What is being asked: Every line that contains the word "level" should be copied out.

Data shown:
★ ★ ★ ★

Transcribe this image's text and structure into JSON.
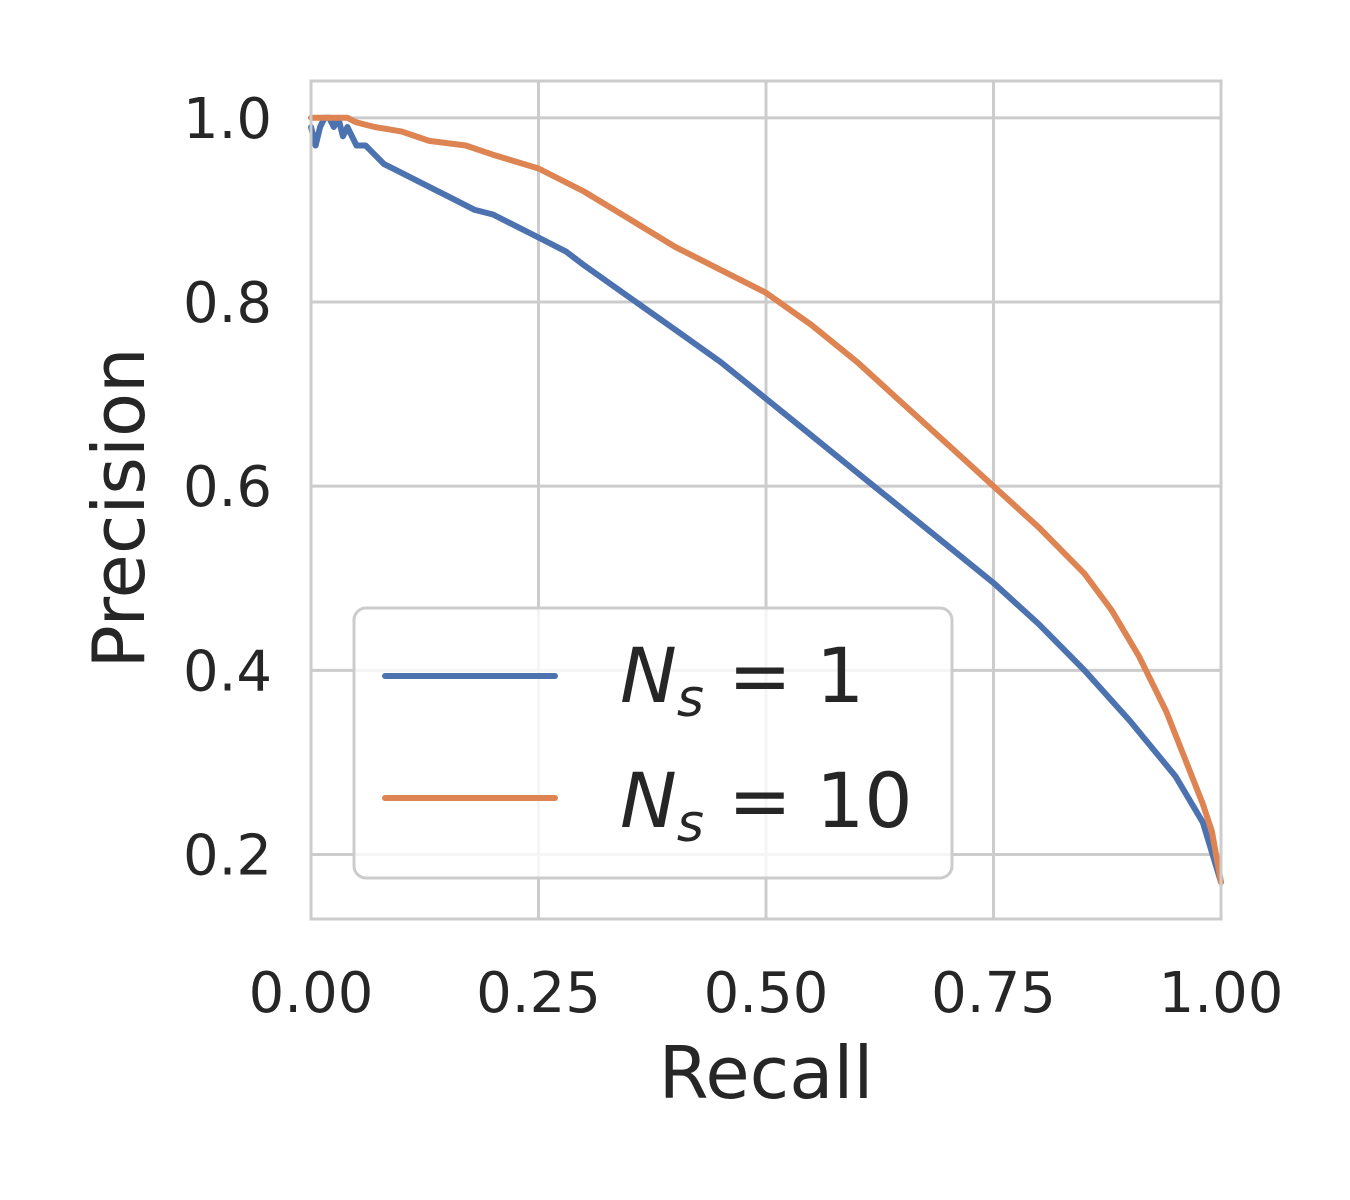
{
  "chart_data": {
    "type": "line",
    "title": "",
    "xlabel": "Recall",
    "ylabel": "Precision",
    "xlim": [
      0.0,
      1.0
    ],
    "ylim": [
      0.13,
      1.04
    ],
    "xticks": [
      0.0,
      0.25,
      0.5,
      0.75,
      1.0
    ],
    "xtick_labels": [
      "0.00",
      "0.25",
      "0.50",
      "0.75",
      "1.00"
    ],
    "yticks": [
      0.2,
      0.4,
      0.6,
      0.8,
      1.0
    ],
    "ytick_labels": [
      "0.2",
      "0.4",
      "0.6",
      "0.8",
      "1.0"
    ],
    "grid": true,
    "legend_position": "lower-left",
    "series": [
      {
        "legend_base": "N",
        "legend_sub": "s",
        "legend_rest": " = 1",
        "color": "#4c72b0",
        "x": [
          0.0,
          0.005,
          0.01,
          0.015,
          0.02,
          0.025,
          0.03,
          0.035,
          0.04,
          0.05,
          0.06,
          0.07,
          0.08,
          0.1,
          0.12,
          0.15,
          0.18,
          0.2,
          0.22,
          0.25,
          0.28,
          0.3,
          0.35,
          0.4,
          0.45,
          0.5,
          0.55,
          0.6,
          0.65,
          0.7,
          0.75,
          0.8,
          0.85,
          0.9,
          0.95,
          0.98,
          1.0
        ],
        "y": [
          0.99,
          0.97,
          0.99,
          1.0,
          1.0,
          0.99,
          1.0,
          0.98,
          0.99,
          0.97,
          0.97,
          0.96,
          0.95,
          0.94,
          0.93,
          0.915,
          0.9,
          0.895,
          0.885,
          0.87,
          0.855,
          0.84,
          0.805,
          0.77,
          0.735,
          0.695,
          0.655,
          0.615,
          0.575,
          0.535,
          0.495,
          0.45,
          0.4,
          0.345,
          0.285,
          0.235,
          0.17
        ]
      },
      {
        "legend_base": "N",
        "legend_sub": "s",
        "legend_rest": " = 10",
        "color": "#dd8452",
        "x": [
          0.0,
          0.02,
          0.04,
          0.05,
          0.07,
          0.1,
          0.13,
          0.17,
          0.2,
          0.25,
          0.3,
          0.35,
          0.4,
          0.45,
          0.5,
          0.55,
          0.6,
          0.65,
          0.7,
          0.75,
          0.8,
          0.85,
          0.88,
          0.91,
          0.94,
          0.96,
          0.98,
          0.99,
          1.0
        ],
        "y": [
          1.0,
          1.0,
          1.0,
          0.995,
          0.99,
          0.985,
          0.975,
          0.97,
          0.96,
          0.945,
          0.92,
          0.89,
          0.86,
          0.835,
          0.81,
          0.775,
          0.735,
          0.69,
          0.645,
          0.6,
          0.555,
          0.505,
          0.465,
          0.415,
          0.355,
          0.305,
          0.255,
          0.225,
          0.17
        ]
      }
    ]
  }
}
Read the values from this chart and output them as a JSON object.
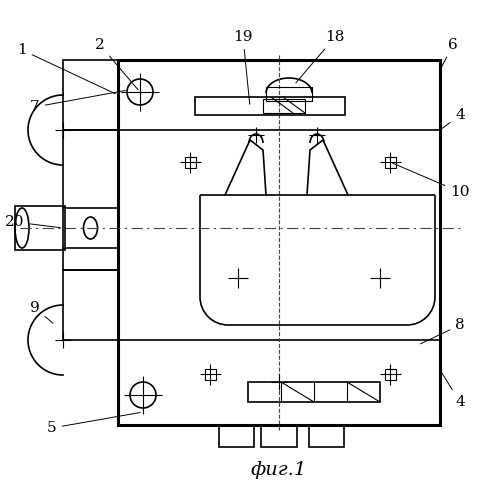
{
  "bg_color": "#ffffff",
  "line_color": "#000000",
  "title": "фиг.1",
  "lw_main": 2.0,
  "lw_thin": 0.8,
  "lw_med": 1.2
}
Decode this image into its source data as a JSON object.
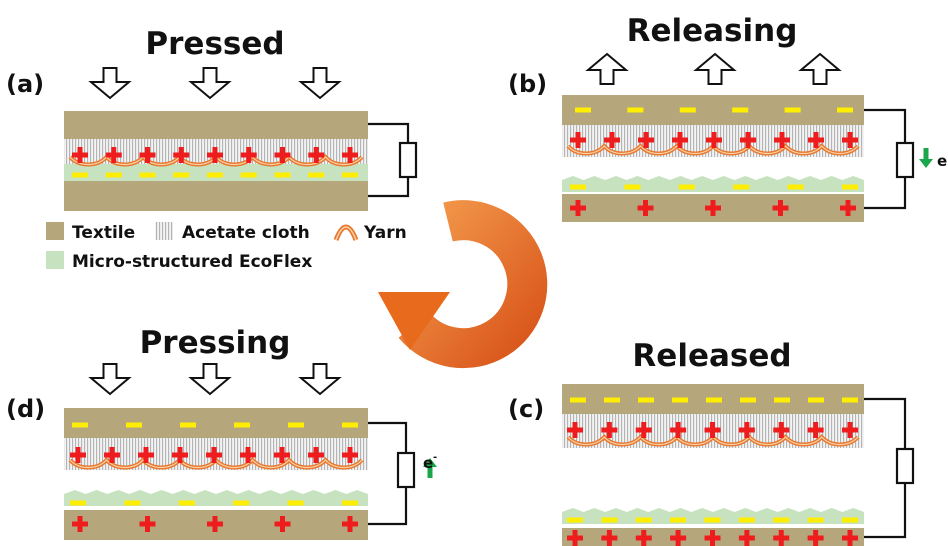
{
  "panels": {
    "a": {
      "label": "(a)",
      "title": "Pressed"
    },
    "b": {
      "label": "(b)",
      "title": "Releasing",
      "current": "e"
    },
    "c": {
      "label": "(c)",
      "title": "Released"
    },
    "d": {
      "label": "(d)",
      "title": "Pressing",
      "current": "e",
      "current_sup": "-"
    }
  },
  "legend": {
    "textile": "Textile",
    "acetate": "Acetate cloth",
    "yarn": "Yarn",
    "ecoflex": "Micro-structured EcoFlex"
  },
  "colors": {
    "textile": "#b5a77b",
    "ecoflex": "#c6e2be",
    "positive": "#ee1c1c",
    "negative": "#ffee00",
    "yarn": "#e8782e",
    "electron_arrow": "#1aa64a",
    "cycle_arrow": "#e86a1c"
  },
  "icons": {
    "press_arrow": "hollow-down-arrow-icon",
    "release_arrow": "hollow-up-arrow-icon",
    "cycle": "circular-cycle-arrow-icon",
    "resistor": "resistor-icon"
  }
}
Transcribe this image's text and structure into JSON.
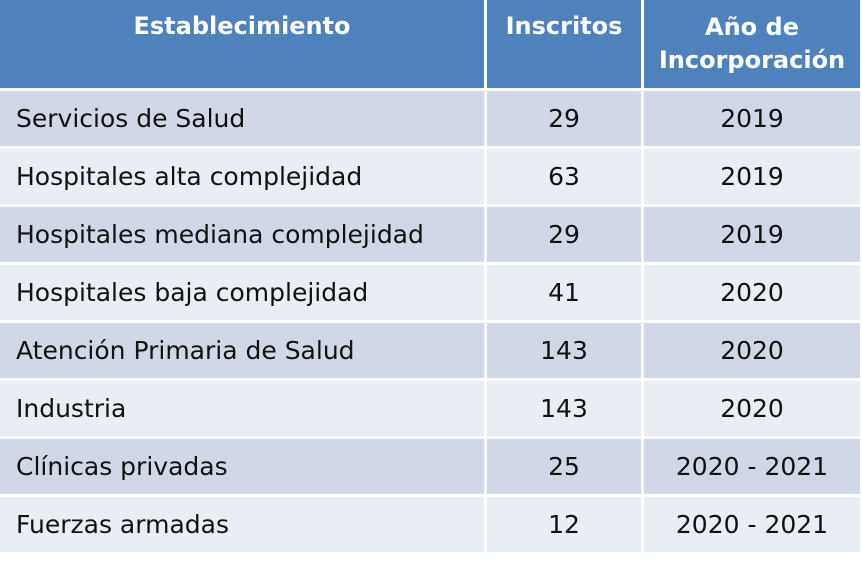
{
  "table": {
    "headers": {
      "establecimiento": "Establecimiento",
      "inscritos": "Inscritos",
      "anio_line1": "Año de",
      "anio_line2": "Incorporación"
    },
    "rows": [
      {
        "establecimiento": "Servicios de Salud",
        "inscritos": "29",
        "anio": "2019"
      },
      {
        "establecimiento": "Hospitales alta complejidad",
        "inscritos": "63",
        "anio": "2019"
      },
      {
        "establecimiento": "Hospitales mediana complejidad",
        "inscritos": "29",
        "anio": "2019"
      },
      {
        "establecimiento": "Hospitales baja complejidad",
        "inscritos": "41",
        "anio": "2020"
      },
      {
        "establecimiento": "Atención Primaria de Salud",
        "inscritos": "143",
        "anio": "2020"
      },
      {
        "establecimiento": "Industria",
        "inscritos": "143",
        "anio": "2020"
      },
      {
        "establecimiento": "Clínicas privadas",
        "inscritos": "25",
        "anio": "2020 - 2021"
      },
      {
        "establecimiento": "Fuerzas armadas",
        "inscritos": "12",
        "anio": "2020 - 2021"
      }
    ]
  },
  "colors": {
    "header_bg": "#4f81bd",
    "row_odd_bg": "#d0d8e8",
    "row_even_bg": "#e9edf4"
  }
}
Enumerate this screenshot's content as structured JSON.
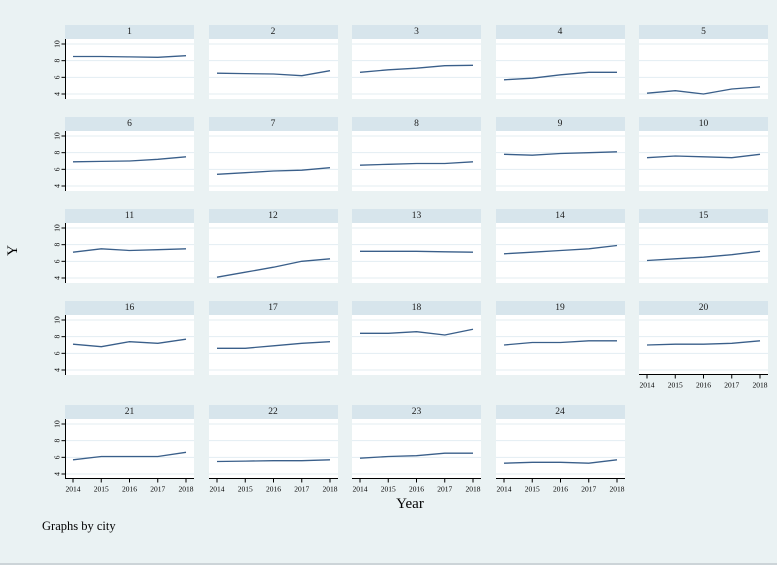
{
  "window": {
    "background": "#eaf2f3"
  },
  "colors": {
    "panel_title_bg": "#d7e5ec",
    "plot_bg": "#ffffff",
    "gridline": "#e3edf2",
    "axis": "#000000",
    "series_line": "#3a5f8a",
    "text": "#000000"
  },
  "chart_data": {
    "type": "line",
    "layout": "small-multiples-by-group",
    "group_label": "city",
    "title": "",
    "xlabel": "Year",
    "ylabel": "Y",
    "note": "Graphs by city",
    "x": [
      2014,
      2015,
      2016,
      2017,
      2018
    ],
    "xticks": [
      "2014",
      "2015",
      "2016",
      "2017",
      "2018"
    ],
    "yticks": [
      4,
      6,
      8,
      10
    ],
    "ytick_labels": [
      "4",
      "6",
      "8",
      "10"
    ],
    "ylim": [
      3.4,
      10.6
    ],
    "grid": true,
    "legend": "none",
    "columns": 5,
    "panels": [
      {
        "city": "1",
        "values": [
          8.5,
          8.5,
          8.45,
          8.4,
          8.6
        ]
      },
      {
        "city": "2",
        "values": [
          6.5,
          6.45,
          6.4,
          6.2,
          6.8
        ]
      },
      {
        "city": "3",
        "values": [
          6.6,
          6.9,
          7.1,
          7.4,
          7.45
        ]
      },
      {
        "city": "4",
        "values": [
          5.7,
          5.9,
          6.3,
          6.6,
          6.6
        ]
      },
      {
        "city": "5",
        "values": [
          4.1,
          4.4,
          4.0,
          4.6,
          4.85
        ]
      },
      {
        "city": "6",
        "values": [
          6.9,
          6.95,
          7.0,
          7.2,
          7.5
        ]
      },
      {
        "city": "7",
        "values": [
          5.4,
          5.6,
          5.8,
          5.9,
          6.2
        ]
      },
      {
        "city": "8",
        "values": [
          6.5,
          6.6,
          6.7,
          6.7,
          6.9
        ]
      },
      {
        "city": "9",
        "values": [
          7.8,
          7.7,
          7.9,
          8.0,
          8.1
        ]
      },
      {
        "city": "10",
        "values": [
          7.4,
          7.6,
          7.5,
          7.4,
          7.8
        ]
      },
      {
        "city": "11",
        "values": [
          7.1,
          7.5,
          7.3,
          7.4,
          7.5
        ]
      },
      {
        "city": "12",
        "values": [
          4.1,
          4.7,
          5.3,
          6.0,
          6.3
        ]
      },
      {
        "city": "13",
        "values": [
          7.2,
          7.2,
          7.2,
          7.15,
          7.1
        ]
      },
      {
        "city": "14",
        "values": [
          6.9,
          7.1,
          7.3,
          7.5,
          7.9
        ]
      },
      {
        "city": "15",
        "values": [
          6.1,
          6.3,
          6.5,
          6.8,
          7.2
        ]
      },
      {
        "city": "16",
        "values": [
          7.1,
          6.8,
          7.4,
          7.2,
          7.7
        ]
      },
      {
        "city": "17",
        "values": [
          6.6,
          6.6,
          6.9,
          7.2,
          7.4
        ]
      },
      {
        "city": "18",
        "values": [
          8.4,
          8.4,
          8.6,
          8.2,
          8.9
        ]
      },
      {
        "city": "19",
        "values": [
          7.0,
          7.3,
          7.3,
          7.5,
          7.5
        ]
      },
      {
        "city": "20",
        "values": [
          7.0,
          7.1,
          7.1,
          7.2,
          7.5
        ]
      },
      {
        "city": "21",
        "values": [
          5.7,
          6.1,
          6.1,
          6.1,
          6.6
        ]
      },
      {
        "city": "22",
        "values": [
          5.5,
          5.55,
          5.6,
          5.6,
          5.7
        ]
      },
      {
        "city": "23",
        "values": [
          5.9,
          6.1,
          6.2,
          6.5,
          6.5
        ]
      },
      {
        "city": "24",
        "values": [
          5.3,
          5.4,
          5.4,
          5.3,
          5.7
        ]
      }
    ]
  }
}
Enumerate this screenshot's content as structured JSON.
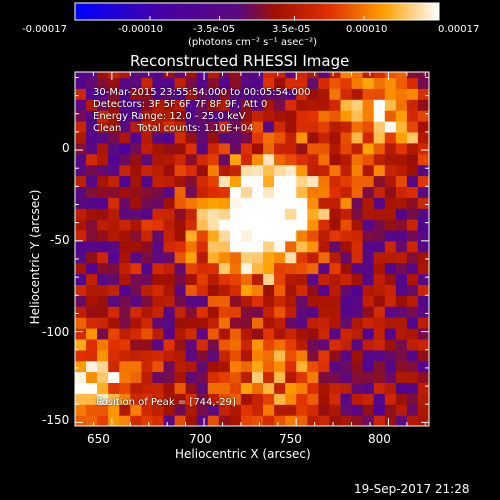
{
  "colorbar": {
    "tick_labels": [
      "-0.00017",
      "-0.00010",
      "-3.5e-05",
      "3.5e-05",
      "0.00010",
      "0.00017"
    ],
    "tick_values": [
      -0.00017,
      -0.0001,
      -3.5e-05,
      3.5e-05,
      0.0001,
      0.00017
    ],
    "units": "(photons cm⁻² s⁻¹ asec⁻²)",
    "range": [
      -0.00017,
      0.00017
    ]
  },
  "chart_data": {
    "type": "heatmap",
    "title": "Reconstructed RHESSI Image",
    "xlabel": "Heliocentric X (arcsec)",
    "ylabel": "Heliocentric Y (arcsec)",
    "xlim": [
      630,
      822
    ],
    "ylim": [
      -152,
      43
    ],
    "x_ticks": [
      650,
      700,
      750,
      800
    ],
    "y_ticks": [
      0,
      -50,
      -100,
      -150
    ],
    "x_tick_labels": [
      "650",
      "700",
      "750",
      "800"
    ],
    "y_tick_labels": [
      "0",
      "-50",
      "-100",
      "-150"
    ],
    "annotations": [
      "30-Mar-2015 23:55:54.000 to 00:05:54.000",
      "Detectors: 3F 5F 6F 7F 8F 9F, Att 0",
      "Energy Range: 12.0 - 25.0 keV",
      "Clean     Total counts: 1.10E+04"
    ],
    "peak_label": "Position of Peak = [744,-29]",
    "peak": [
      744,
      -29
    ],
    "sources": [
      {
        "x": 718,
        "y": -45,
        "level": 0.00017
      },
      {
        "x": 744,
        "y": -29,
        "level": 0.00017
      },
      {
        "x": 795,
        "y": 20,
        "level": 0.00015
      },
      {
        "x": 640,
        "y": -130,
        "level": 0.00016
      },
      {
        "x": 735,
        "y": -125,
        "level": 0.00012
      }
    ]
  },
  "footer": {
    "timestamp": "19-Sep-2017 21:28"
  }
}
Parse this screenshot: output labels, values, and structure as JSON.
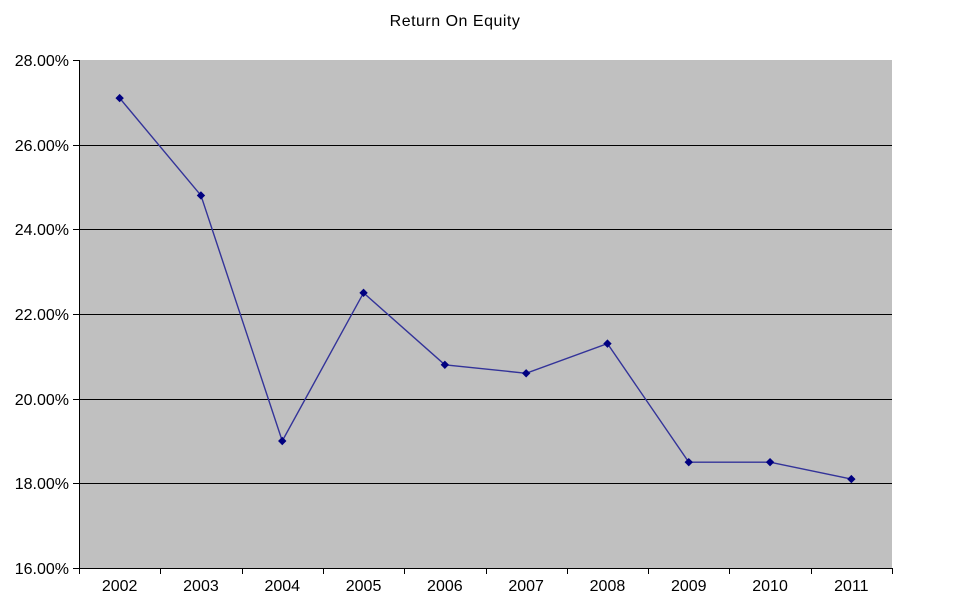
{
  "title": "Return On Equity",
  "chart_data": {
    "type": "line",
    "title": "Return On Equity",
    "categories": [
      "2002",
      "2003",
      "2004",
      "2005",
      "2006",
      "2007",
      "2008",
      "2009",
      "2010",
      "2011"
    ],
    "series": [
      {
        "name": "Return On Equity",
        "values": [
          27.1,
          24.8,
          19.0,
          22.5,
          20.8,
          20.6,
          21.3,
          18.5,
          18.5,
          18.1
        ]
      }
    ],
    "y_axis": {
      "min": 16,
      "max": 28,
      "step": 2,
      "tick_labels": [
        "16.00%",
        "18.00%",
        "20.00%",
        "22.00%",
        "24.00%",
        "26.00%",
        "28.00%"
      ]
    },
    "grid": true,
    "legend": "none",
    "marker": "diamond",
    "colors": {
      "page_background": "#ffffff",
      "plot_background": "#c0c0c0",
      "series_line": "#333399",
      "marker_fill": "#000080",
      "gridline": "#000000",
      "axis": "#000000",
      "label_text": "#000000"
    }
  }
}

★ ★ ★ ★

Solved exercise:
        "level": 0.00017
        "level": 0.00017
        "level": 0.00015
        "level": 0.00016
        "level": 0.00012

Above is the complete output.